=== Section Start ===
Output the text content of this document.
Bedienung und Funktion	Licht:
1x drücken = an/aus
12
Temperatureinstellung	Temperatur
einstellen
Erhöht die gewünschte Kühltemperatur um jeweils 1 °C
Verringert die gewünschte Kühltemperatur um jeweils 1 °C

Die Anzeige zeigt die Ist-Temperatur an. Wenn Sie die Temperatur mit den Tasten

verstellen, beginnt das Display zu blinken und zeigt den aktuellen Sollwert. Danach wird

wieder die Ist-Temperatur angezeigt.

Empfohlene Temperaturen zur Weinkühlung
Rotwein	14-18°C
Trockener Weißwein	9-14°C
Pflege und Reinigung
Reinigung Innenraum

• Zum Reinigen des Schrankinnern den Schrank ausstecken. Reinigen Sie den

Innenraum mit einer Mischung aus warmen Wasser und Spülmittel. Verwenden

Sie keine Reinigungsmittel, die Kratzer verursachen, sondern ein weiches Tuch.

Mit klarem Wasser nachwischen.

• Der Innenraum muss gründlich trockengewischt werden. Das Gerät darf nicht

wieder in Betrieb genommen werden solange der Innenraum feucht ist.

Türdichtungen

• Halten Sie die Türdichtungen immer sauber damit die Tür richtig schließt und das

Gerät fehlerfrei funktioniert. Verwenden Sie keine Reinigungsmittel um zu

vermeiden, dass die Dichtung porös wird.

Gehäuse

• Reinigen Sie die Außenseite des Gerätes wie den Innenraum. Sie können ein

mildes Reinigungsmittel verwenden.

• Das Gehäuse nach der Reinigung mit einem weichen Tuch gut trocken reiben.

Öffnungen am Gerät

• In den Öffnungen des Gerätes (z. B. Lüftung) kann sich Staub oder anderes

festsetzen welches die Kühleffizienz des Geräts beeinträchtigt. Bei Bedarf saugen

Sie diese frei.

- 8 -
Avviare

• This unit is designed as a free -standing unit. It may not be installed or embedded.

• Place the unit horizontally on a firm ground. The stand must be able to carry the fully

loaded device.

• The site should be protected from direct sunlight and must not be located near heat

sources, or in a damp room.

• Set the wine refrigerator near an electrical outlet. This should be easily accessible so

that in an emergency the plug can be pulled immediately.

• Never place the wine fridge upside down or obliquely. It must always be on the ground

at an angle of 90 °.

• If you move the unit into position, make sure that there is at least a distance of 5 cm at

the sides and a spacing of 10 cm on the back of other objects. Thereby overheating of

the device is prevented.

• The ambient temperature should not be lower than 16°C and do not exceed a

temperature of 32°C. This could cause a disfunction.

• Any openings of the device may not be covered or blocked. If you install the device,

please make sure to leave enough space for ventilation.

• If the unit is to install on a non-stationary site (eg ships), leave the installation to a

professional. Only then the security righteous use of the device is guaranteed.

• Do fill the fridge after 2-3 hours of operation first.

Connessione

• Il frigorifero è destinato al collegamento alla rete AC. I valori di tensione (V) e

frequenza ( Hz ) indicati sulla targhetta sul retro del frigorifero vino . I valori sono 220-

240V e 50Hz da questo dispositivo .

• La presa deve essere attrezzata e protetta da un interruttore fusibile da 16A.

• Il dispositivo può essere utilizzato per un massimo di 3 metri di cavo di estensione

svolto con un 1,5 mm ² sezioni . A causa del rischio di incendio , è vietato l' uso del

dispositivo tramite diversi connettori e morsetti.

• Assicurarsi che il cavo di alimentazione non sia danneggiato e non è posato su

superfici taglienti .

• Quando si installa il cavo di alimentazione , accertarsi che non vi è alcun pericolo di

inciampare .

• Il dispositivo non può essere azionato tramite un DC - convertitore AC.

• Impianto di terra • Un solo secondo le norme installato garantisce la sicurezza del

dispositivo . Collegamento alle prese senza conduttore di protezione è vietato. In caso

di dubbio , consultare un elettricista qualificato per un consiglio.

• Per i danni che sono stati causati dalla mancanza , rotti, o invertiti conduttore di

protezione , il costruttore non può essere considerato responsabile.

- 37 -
=== Section End ===
**EXERCISE BRIEF:** Whatever appears in the data above should be set down again exactly.

**ANSWER TO THE EXERCISE:**
Output the text content of this document.
Bedienung und Funktion	Licht:
1x drücken = an/aus
12
Temperatureinstellung	Temperatur
einstellen
Erhöht die gewünschte Kühltemperatur um jeweils 1 °C
Verringert die gewünschte Kühltemperatur um jeweils 1 °C

Die Anzeige zeigt die Ist-Temperatur an. Wenn Sie die Temperatur mit den Tasten

verstellen, beginnt das Display zu blinken und zeigt den aktuellen Sollwert. Danach wird

wieder die Ist-Temperatur angezeigt.

Empfohlene Temperaturen zur Weinkühlung
Rotwein	14-18°C
Trockener Weißwein	9-14°C
Pflege und Reinigung
Reinigung Innenraum

• Zum Reinigen des Schrankinnern den Schrank ausstecken. Reinigen Sie den

Innenraum mit einer Mischung aus warmen Wasser und Spülmittel. Verwenden

Sie keine Reinigungsmittel, die Kratzer verursachen, sondern ein weiches Tuch.

Mit klarem Wasser nachwischen.

• Der Innenraum muss gründlich trockengewischt werden. Das Gerät darf nicht

wieder in Betrieb genommen werden solange der Innenraum feucht ist.

Türdichtungen

• Halten Sie die Türdichtungen immer sauber damit die Tür richtig schließt und das

Gerät fehlerfrei funktioniert. Verwenden Sie keine Reinigungsmittel um zu

vermeiden, dass die Dichtung porös wird.

Gehäuse

• Reinigen Sie die Außenseite des Gerätes wie den Innenraum. Sie können ein

mildes Reinigungsmittel verwenden.

• Das Gehäuse nach der Reinigung mit einem weichen Tuch gut trocken reiben.

Öffnungen am Gerät

• In den Öffnungen des Gerätes (z. B. Lüftung) kann sich Staub oder anderes

festsetzen welches die Kühleffizienz des Geräts beeinträchtigt. Bei Bedarf saugen

Sie diese frei.

- 8 -
Avviare

• This unit is designed as a free -standing unit. It may not be installed or embedded.

• Place the unit horizontally on a firm ground. The stand must be able to carry the fully

loaded device.

• The site should be protected from direct sunlight and must not be located near heat

sources, or in a damp room.

• Set the wine refrigerator near an electrical outlet. This should be easily accessible so

that in an emergency the plug can be pulled immediately.

• Never place the wine fridge upside down or obliquely. It must always be on the ground

at an angle of 90 °.

• If you move the unit into position, make sure that there is at least a distance of 5 cm at

the sides and a spacing of 10 cm on the back of other objects. Thereby overheating of

the device is prevented.

• The ambient temperature should not be lower than 16°C and do not exceed a

temperature of 32°C. This could cause a disfunction.

• Any openings of the device may not be covered or blocked. If you install the device,

please make sure to leave enough space for ventilation.

• If the unit is to install on a non-stationary site (eg ships), leave the installation to a

professional. Only then the security righteous use of the device is guaranteed.

• Do fill the fridge after 2-3 hours of operation first.

Connessione

• Il frigorifero è destinato al collegamento alla rete AC. I valori di tensione (V) e

frequenza ( Hz ) indicati sulla targhetta sul retro del frigorifero vino . I valori sono 220-

240V e 50Hz da questo dispositivo .

• La presa deve essere attrezzata e protetta da un interruttore fusibile da 16A.

• Il dispositivo può essere utilizzato per un massimo di 3 metri di cavo di estensione

svolto con un 1,5 mm ² sezioni . A causa del rischio di incendio , è vietato l' uso del

dispositivo tramite diversi connettori e morsetti.

• Assicurarsi che il cavo di alimentazione non sia danneggiato e non è posato su

superfici taglienti .

• Quando si installa il cavo di alimentazione , accertarsi che non vi è alcun pericolo di

inciampare .

• Il dispositivo non può essere azionato tramite un DC - convertitore AC.

• Impianto di terra • Un solo secondo le norme installato garantisce la sicurezza del

dispositivo . Collegamento alle prese senza conduttore di protezione è vietato. In caso

di dubbio , consultare un elettricista qualificato per un consiglio.

• Per i danni che sono stati causati dalla mancanza , rotti, o invertiti conduttore di

protezione , il costruttore non può essere considerato responsabile.

- 37 -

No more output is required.